::: Provided data

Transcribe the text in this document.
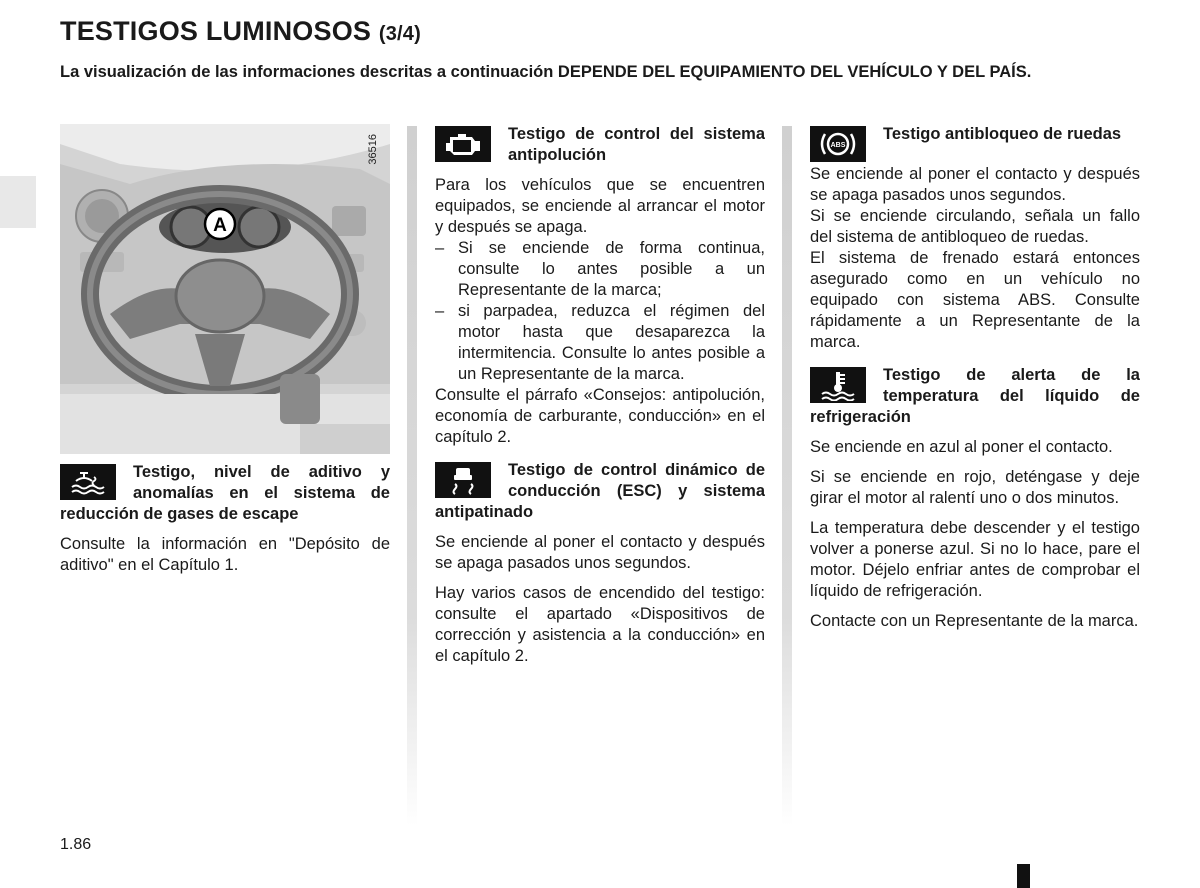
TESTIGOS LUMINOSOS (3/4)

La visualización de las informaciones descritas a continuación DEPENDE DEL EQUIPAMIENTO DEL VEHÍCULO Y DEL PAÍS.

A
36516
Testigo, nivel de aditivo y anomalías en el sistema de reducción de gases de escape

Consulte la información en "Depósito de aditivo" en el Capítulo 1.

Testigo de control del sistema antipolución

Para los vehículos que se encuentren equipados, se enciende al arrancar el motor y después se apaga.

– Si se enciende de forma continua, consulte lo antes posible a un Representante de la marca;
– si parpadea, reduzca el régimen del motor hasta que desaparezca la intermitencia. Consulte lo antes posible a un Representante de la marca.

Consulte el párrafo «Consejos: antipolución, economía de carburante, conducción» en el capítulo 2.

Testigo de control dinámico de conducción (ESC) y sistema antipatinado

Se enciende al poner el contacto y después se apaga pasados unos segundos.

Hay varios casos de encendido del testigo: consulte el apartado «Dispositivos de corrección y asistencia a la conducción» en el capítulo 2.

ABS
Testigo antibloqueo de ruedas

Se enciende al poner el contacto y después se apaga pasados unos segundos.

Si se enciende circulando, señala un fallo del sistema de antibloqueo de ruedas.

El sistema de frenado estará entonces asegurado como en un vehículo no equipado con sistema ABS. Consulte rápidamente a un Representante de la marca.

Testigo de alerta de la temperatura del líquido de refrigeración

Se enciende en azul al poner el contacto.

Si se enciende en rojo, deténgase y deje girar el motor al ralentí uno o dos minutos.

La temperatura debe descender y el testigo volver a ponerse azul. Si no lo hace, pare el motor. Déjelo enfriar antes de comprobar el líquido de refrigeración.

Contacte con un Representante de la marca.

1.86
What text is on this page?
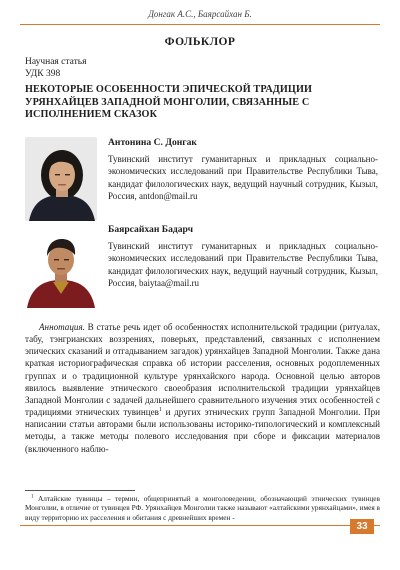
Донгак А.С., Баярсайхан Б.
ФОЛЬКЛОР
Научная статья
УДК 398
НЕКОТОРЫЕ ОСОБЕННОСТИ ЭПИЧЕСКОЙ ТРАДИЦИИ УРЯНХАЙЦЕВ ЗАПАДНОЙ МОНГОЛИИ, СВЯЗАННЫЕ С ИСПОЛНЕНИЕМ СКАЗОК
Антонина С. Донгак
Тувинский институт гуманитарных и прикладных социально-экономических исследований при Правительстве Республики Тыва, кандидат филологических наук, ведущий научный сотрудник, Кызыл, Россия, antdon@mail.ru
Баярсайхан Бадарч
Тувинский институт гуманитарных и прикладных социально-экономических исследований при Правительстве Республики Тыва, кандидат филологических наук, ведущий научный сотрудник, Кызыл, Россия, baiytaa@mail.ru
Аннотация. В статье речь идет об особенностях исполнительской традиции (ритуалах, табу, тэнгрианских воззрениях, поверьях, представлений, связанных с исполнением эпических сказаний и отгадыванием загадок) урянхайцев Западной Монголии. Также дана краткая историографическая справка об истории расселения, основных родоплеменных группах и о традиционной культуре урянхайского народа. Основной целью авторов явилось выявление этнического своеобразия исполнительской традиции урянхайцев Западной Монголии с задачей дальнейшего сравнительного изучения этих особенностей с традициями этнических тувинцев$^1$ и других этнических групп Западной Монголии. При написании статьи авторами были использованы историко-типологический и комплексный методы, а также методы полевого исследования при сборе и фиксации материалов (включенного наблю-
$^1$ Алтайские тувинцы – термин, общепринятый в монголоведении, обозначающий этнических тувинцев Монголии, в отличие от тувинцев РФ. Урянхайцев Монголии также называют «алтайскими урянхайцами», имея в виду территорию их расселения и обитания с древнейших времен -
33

::::::

> [Goal]
From the entries above, copy every line where the word "antibloqueo" shows up.

> [Answer to the exercise]
Testigo antibloqueo de ruedas
Si se enciende circulando, señala un fallo del sistema de antibloqueo de ruedas.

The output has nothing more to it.